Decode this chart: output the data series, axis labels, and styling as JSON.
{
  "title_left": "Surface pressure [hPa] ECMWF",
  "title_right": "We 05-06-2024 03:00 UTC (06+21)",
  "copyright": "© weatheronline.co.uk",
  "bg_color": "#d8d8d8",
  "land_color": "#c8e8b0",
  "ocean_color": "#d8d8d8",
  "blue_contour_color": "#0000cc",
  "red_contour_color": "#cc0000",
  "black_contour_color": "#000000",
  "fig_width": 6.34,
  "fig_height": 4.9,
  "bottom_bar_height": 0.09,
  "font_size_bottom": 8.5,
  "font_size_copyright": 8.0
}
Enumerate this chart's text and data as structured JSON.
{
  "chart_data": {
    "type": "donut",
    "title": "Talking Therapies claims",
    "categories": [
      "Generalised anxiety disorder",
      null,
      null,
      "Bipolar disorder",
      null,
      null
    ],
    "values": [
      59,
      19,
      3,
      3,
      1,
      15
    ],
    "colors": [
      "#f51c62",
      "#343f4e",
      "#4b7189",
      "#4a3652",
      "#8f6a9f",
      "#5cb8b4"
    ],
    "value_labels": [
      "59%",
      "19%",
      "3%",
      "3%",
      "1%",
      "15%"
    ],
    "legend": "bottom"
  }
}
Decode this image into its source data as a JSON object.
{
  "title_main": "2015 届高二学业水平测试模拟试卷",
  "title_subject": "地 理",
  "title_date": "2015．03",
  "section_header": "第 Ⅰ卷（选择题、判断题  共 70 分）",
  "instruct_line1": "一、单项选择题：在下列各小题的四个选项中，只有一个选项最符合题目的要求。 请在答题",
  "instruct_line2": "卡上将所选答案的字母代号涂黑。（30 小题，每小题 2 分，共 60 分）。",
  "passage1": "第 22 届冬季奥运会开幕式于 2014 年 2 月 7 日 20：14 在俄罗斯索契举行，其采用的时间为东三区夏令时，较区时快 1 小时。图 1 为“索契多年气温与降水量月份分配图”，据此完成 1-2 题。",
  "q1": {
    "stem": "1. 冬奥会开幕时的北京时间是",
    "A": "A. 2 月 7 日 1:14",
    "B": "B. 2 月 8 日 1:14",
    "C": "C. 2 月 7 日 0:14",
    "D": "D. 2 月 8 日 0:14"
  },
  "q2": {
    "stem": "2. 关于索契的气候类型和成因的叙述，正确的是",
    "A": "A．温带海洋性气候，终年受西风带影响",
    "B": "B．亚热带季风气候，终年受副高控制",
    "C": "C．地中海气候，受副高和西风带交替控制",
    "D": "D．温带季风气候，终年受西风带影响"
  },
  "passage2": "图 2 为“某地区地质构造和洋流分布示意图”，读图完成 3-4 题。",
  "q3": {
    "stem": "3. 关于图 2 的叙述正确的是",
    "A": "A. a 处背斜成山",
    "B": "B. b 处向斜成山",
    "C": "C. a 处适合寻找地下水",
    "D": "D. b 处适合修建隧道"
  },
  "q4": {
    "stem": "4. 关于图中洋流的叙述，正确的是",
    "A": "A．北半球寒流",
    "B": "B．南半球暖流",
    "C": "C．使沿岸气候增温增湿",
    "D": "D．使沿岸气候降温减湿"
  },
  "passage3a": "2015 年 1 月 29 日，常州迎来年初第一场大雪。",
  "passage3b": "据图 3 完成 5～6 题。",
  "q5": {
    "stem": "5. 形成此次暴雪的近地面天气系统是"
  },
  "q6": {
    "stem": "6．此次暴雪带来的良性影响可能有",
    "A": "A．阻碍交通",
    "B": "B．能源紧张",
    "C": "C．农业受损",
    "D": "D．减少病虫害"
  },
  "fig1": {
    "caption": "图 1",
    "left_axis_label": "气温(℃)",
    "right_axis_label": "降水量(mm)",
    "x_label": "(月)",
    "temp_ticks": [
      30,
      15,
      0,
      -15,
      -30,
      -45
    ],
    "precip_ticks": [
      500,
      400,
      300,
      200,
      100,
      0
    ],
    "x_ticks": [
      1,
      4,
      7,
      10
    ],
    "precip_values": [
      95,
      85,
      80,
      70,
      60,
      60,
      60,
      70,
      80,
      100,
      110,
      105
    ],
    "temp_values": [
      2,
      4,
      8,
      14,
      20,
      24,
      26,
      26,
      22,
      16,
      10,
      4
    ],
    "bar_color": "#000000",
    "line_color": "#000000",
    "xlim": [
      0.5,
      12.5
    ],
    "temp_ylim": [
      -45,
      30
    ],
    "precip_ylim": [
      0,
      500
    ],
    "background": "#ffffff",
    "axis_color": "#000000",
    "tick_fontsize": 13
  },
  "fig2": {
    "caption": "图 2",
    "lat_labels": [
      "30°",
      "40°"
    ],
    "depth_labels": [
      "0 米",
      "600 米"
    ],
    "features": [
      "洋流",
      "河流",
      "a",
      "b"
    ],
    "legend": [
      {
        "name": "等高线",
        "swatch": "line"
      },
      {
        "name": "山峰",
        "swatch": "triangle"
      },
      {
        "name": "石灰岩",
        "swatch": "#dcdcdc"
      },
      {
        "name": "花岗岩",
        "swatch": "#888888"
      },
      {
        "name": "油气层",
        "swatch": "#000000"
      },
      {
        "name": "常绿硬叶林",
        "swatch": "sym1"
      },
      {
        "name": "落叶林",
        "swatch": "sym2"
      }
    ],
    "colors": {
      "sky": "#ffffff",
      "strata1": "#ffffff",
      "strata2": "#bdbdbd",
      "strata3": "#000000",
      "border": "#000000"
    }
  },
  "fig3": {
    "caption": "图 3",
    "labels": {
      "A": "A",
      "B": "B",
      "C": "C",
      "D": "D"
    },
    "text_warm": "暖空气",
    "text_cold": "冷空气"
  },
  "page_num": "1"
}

****************

Pull out every line of the records above that contains the word "终年受西风带影响".

    "A": "A．温带海洋性气候，终年受西风带影响",
    "D": "D．温带季风气候，终年受西风带影响"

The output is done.